### REQUEST
Which lines contain the word "Tháng"? Return each of them as written.

* Start DATA PROVIDED *

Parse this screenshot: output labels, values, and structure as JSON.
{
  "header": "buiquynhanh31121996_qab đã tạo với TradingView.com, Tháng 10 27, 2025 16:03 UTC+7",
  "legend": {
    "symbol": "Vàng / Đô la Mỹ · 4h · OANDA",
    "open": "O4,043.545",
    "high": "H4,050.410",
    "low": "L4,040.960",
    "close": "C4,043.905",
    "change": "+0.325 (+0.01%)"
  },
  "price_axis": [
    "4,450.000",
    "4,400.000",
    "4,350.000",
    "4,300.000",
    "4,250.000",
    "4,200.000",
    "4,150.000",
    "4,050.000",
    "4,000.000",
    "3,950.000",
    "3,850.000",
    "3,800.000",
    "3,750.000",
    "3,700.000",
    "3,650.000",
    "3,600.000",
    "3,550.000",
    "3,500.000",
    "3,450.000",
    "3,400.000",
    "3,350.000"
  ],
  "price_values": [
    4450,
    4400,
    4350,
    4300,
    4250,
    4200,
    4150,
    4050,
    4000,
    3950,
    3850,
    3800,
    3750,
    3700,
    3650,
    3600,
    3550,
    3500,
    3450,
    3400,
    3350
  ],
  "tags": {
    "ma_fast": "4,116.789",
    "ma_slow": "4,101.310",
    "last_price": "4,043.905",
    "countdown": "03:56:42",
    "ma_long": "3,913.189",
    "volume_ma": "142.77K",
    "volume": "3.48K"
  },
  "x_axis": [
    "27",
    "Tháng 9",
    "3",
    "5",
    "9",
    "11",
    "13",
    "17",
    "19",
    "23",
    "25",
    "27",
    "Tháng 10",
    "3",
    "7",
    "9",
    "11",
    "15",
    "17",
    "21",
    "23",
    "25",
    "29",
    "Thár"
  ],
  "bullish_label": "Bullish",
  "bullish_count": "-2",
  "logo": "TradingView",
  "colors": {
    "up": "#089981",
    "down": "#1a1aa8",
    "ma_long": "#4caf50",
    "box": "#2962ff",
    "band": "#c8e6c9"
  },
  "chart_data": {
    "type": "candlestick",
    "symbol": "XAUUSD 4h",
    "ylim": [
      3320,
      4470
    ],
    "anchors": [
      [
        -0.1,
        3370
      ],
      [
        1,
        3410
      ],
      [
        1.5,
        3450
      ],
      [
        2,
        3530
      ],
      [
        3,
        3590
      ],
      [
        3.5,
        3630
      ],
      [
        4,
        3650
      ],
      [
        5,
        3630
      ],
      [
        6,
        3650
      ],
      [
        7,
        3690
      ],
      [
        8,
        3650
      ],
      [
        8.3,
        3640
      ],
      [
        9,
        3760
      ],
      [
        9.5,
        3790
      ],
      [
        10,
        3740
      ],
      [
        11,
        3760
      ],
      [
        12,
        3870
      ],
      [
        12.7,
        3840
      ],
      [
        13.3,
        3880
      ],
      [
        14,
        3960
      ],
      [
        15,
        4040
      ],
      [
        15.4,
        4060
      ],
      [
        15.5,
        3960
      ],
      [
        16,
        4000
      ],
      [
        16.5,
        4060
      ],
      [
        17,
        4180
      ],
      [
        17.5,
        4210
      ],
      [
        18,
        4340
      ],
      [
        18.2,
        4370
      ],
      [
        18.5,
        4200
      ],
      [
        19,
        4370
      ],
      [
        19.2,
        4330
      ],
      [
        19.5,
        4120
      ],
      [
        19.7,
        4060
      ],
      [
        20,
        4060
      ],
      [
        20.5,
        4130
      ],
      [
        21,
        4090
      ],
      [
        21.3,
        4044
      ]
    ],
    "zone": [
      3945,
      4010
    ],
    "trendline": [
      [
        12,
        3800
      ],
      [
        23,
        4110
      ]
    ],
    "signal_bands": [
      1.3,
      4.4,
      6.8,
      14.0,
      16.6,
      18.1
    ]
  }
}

* End DATA PROVIDED *

### WRITTEN ANSWER
  "header": "buiquynhanh31121996_qab đã tạo với TradingView.com, Tháng 10 27, 2025 16:03 UTC+7",
    "Tháng 9",
    "Tháng 10",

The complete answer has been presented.